§ **Aim of the task**:
Write out the entries below once more, exactly, with the pictures left out.

§ **Data extract**:
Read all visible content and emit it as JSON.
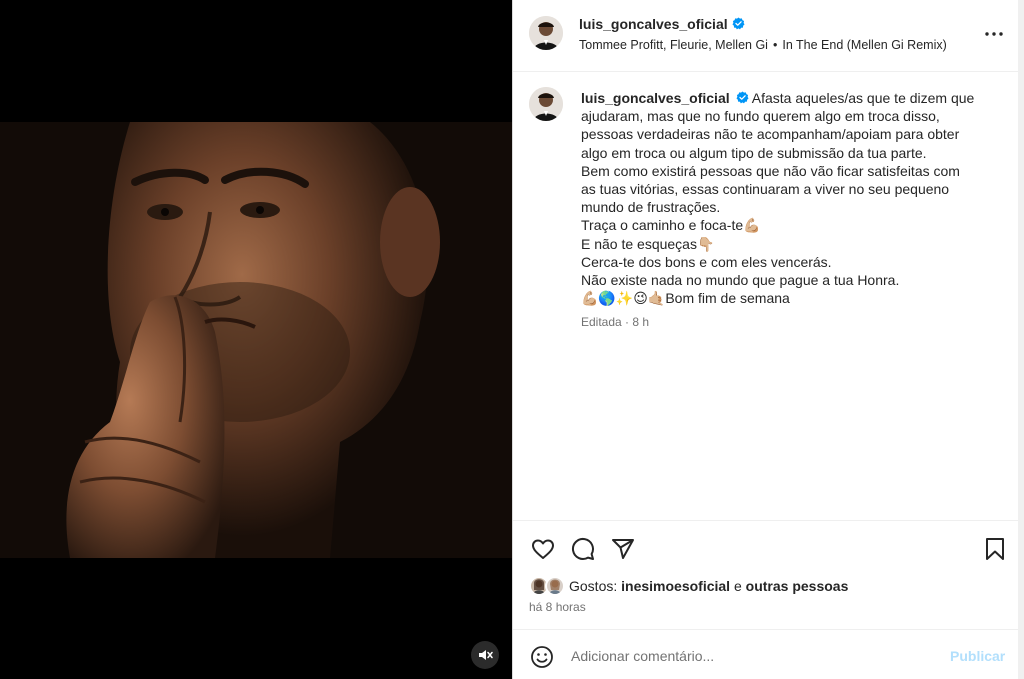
{
  "post": {
    "username": "luis_goncalves_oficial",
    "verified": true,
    "audio": {
      "artists": "Tommee Profitt, Fleurie, Mellen Gi",
      "separator": "•",
      "track": "In The End (Mellen Gi Remix)"
    },
    "more_icon": "more-horizontal-icon"
  },
  "caption": {
    "username": "luis_goncalves_oficial",
    "first_line": "Afasta aqueles/as que te dizem que",
    "lines": [
      "ajudaram, mas que no fundo querem algo em troca disso,",
      "pessoas verdadeiras não te acompanham/apoiam para obter",
      "algo em troca ou algum tipo de submissão da tua parte.",
      "Bem como existirá pessoas que não vão ficar satisfeitas com",
      "as tuas vitórias, essas continuaram a viver no seu pequeno",
      "mundo de frustrações.",
      "Traça o caminho e foca-te💪🏼",
      "E não te esqueças👇🏼",
      "Cerca-te dos bons e com eles vencerás.",
      "Não existe nada no mundo que pague a tua Honra.",
      "💪🏼🌎✨😉🤙🏼Bom fim de semana"
    ],
    "meta": "Editada · 8 h"
  },
  "actions": {
    "like_icon": "heart-icon",
    "comment_icon": "comment-icon",
    "share_icon": "share-icon",
    "save_icon": "bookmark-icon"
  },
  "likes": {
    "prefix": "Gostos:",
    "user": "inesimoesoficial",
    "connector": "e",
    "others": "outras pessoas"
  },
  "time_ago": "há 8 horas",
  "comment": {
    "placeholder": "Adicionar comentário...",
    "publish_label": "Publicar",
    "emoji_icon": "emoji-smile-icon"
  },
  "media": {
    "mute_icon": "muted-speaker-icon"
  },
  "colors": {
    "verified": "#0095f6",
    "publish_disabled": "#b2dffc",
    "muted_text": "#737373"
  }
}
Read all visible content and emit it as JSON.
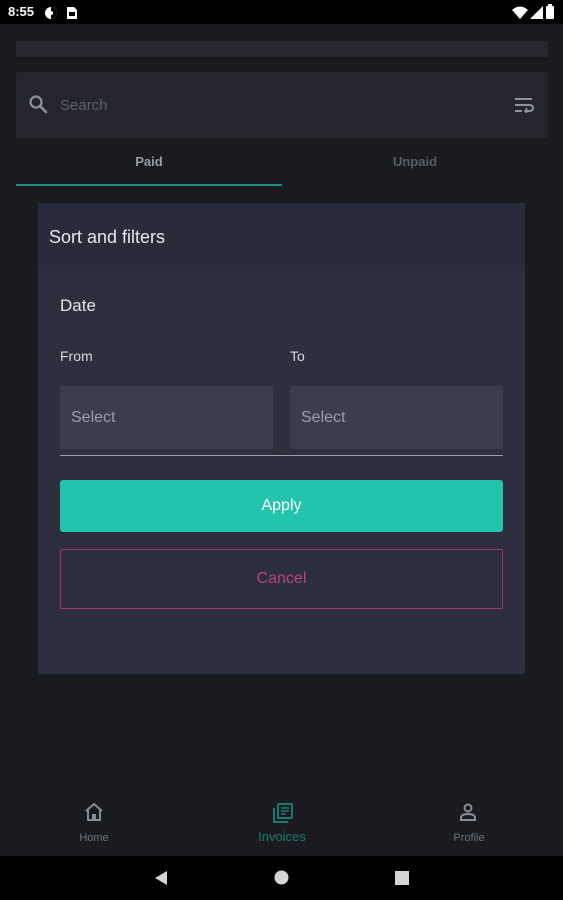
{
  "status_bar": {
    "time": "8:55"
  },
  "search": {
    "placeholder": "Search"
  },
  "tabs": [
    {
      "label": "Paid",
      "active": true
    },
    {
      "label": "Unpaid",
      "active": false
    }
  ],
  "dialog": {
    "title": "Sort and filters",
    "date_label": "Date",
    "from_label": "From",
    "to_label": "To",
    "from_value": "Select",
    "to_value": "Select",
    "apply_label": "Apply",
    "cancel_label": "Cancel"
  },
  "bottom_nav": [
    {
      "label": "Home",
      "icon": "home-icon",
      "active": false
    },
    {
      "label": "Invoices",
      "icon": "invoices-icon",
      "active": true
    },
    {
      "label": "Profile",
      "icon": "profile-icon",
      "active": false
    }
  ],
  "colors": {
    "accent": "#24c4ac",
    "cancel": "#b7477c",
    "background": "#1a1b21",
    "dialog": "#2d2e3e"
  }
}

§ **Answer to the problem**:
Read all visible content and emit it as JSON.
{
  "post": {
    "username": "luis_goncalves_oficial",
    "verified": true,
    "audio": {
      "artists": "Tommee Profitt, Fleurie, Mellen Gi",
      "separator": "•",
      "track": "In The End (Mellen Gi Remix)"
    },
    "more_icon": "more-horizontal-icon"
  },
  "caption": {
    "username": "luis_goncalves_oficial",
    "first_line": "Afasta aqueles/as que te dizem que",
    "lines": [
      "ajudaram, mas que no fundo querem algo em troca disso,",
      "pessoas verdadeiras não te acompanham/apoiam para obter",
      "algo em troca ou algum tipo de submissão da tua parte.",
      "Bem como existirá pessoas que não vão ficar satisfeitas com",
      "as tuas vitórias, essas continuaram a viver no seu pequeno",
      "mundo de frustrações.",
      "Traça o caminho e foca-te💪🏼",
      "E não te esqueças👇🏼",
      "Cerca-te dos bons e com eles vencerás.",
      "Não existe nada no mundo que pague a tua Honra.",
      "💪🏼🌎✨😉🤙🏼Bom fim de semana"
    ],
    "meta": "Editada · 8 h"
  },
  "actions": {
    "like_icon": "heart-icon",
    "comment_icon": "comment-icon",
    "share_icon": "share-icon",
    "save_icon": "bookmark-icon"
  },
  "likes": {
    "prefix": "Gostos:",
    "user": "inesimoesoficial",
    "connector": "e",
    "others": "outras pessoas"
  },
  "time_ago": "há 8 horas",
  "comment": {
    "placeholder": "Adicionar comentário...",
    "publish_label": "Publicar",
    "emoji_icon": "emoji-smile-icon"
  },
  "media": {
    "mute_icon": "muted-speaker-icon"
  },
  "colors": {
    "verified": "#0095f6",
    "publish_disabled": "#b2dffc",
    "muted_text": "#737373"
  }
}
Read all visible content and emit it as JSON.
{
  "status_bar": {
    "time": "8:55"
  },
  "search": {
    "placeholder": "Search"
  },
  "tabs": [
    {
      "label": "Paid",
      "active": true
    },
    {
      "label": "Unpaid",
      "active": false
    }
  ],
  "dialog": {
    "title": "Sort and filters",
    "date_label": "Date",
    "from_label": "From",
    "to_label": "To",
    "from_value": "Select",
    "to_value": "Select",
    "apply_label": "Apply",
    "cancel_label": "Cancel"
  },
  "bottom_nav": [
    {
      "label": "Home",
      "icon": "home-icon",
      "active": false
    },
    {
      "label": "Invoices",
      "icon": "invoices-icon",
      "active": true
    },
    {
      "label": "Profile",
      "icon": "profile-icon",
      "active": false
    }
  ],
  "colors": {
    "accent": "#24c4ac",
    "cancel": "#b7477c",
    "background": "#1a1b21",
    "dialog": "#2d2e3e"
  }
}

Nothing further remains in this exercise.